## Exercise brief
Copy out every item below word for word, leaving out the pictures.

Collected data
####################

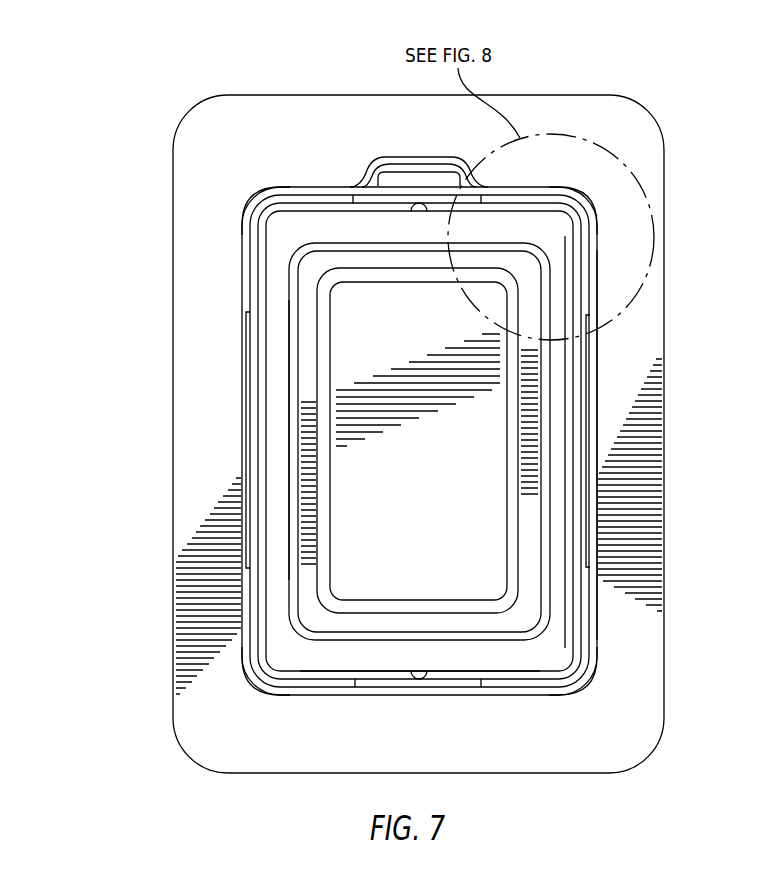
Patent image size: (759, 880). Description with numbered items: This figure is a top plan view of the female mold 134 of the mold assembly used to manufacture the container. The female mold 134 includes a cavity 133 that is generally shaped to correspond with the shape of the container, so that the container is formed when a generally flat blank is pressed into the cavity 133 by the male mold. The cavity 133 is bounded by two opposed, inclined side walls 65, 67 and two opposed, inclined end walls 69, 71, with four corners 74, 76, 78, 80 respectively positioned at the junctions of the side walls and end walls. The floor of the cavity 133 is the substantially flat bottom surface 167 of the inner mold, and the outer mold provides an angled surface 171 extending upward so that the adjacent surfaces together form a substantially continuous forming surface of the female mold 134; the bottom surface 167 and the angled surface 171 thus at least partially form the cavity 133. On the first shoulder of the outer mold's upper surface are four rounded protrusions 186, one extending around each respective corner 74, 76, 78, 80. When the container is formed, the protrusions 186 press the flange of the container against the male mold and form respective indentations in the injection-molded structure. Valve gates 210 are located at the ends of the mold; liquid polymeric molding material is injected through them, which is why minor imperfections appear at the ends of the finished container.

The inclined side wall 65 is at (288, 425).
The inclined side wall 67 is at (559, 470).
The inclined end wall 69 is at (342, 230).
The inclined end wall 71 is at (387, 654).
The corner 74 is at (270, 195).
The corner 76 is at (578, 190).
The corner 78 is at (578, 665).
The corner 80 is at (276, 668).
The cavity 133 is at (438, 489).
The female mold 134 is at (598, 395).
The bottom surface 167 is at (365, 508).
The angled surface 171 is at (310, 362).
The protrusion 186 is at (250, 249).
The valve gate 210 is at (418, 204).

####################

## Solved problem
Patent image size: (759, 880). Description with numbered items: This figure is a top plan view of the female mold 134 of the mold assembly used to manufacture the container. The female mold 134 includes a cavity 133 that is generally shaped to correspond with the shape of the container, so that the container is formed when a generally flat blank is pressed into the cavity 133 by the male mold. The cavity 133 is bounded by two opposed, inclined side walls 65, 67 and two opposed, inclined end walls 69, 71, with four corners 74, 76, 78, 80 respectively positioned at the junctions of the side walls and end walls. The floor of the cavity 133 is the substantially flat bottom surface 167 of the inner mold, and the outer mold provides an angled surface 171 extending upward so that the adjacent surfaces together form a substantially continuous forming surface of the female mold 134; the bottom surface 167 and the angled surface 171 thus at least partially form the cavity 133. On the first shoulder of the outer mold's upper surface are four rounded protrusions 186, one extending around each respective corner 74, 76, 78, 80. When the container is formed, the protrusions 186 press the flange of the container against the male mold and form respective indentations in the injection-molded structure. Valve gates 210 are located at the ends of the mold; liquid polymeric molding material is injected through them, which is why minor imperfections appear at the ends of the finished container.

The inclined side wall 65 is at (288, 425).
The inclined side wall 67 is at (559, 470).
The inclined end wall 69 is at (342, 230).
The inclined end wall 71 is at (387, 654).
The corner 74 is at (270, 195).
The corner 76 is at (578, 190).
The corner 78 is at (578, 665).
The corner 80 is at (276, 668).
The cavity 133 is at (438, 489).
The female mold 134 is at (598, 395).
The bottom surface 167 is at (365, 508).
The angled surface 171 is at (310, 362).
The protrusion 186 is at (250, 249).
The valve gate 210 is at (418, 204).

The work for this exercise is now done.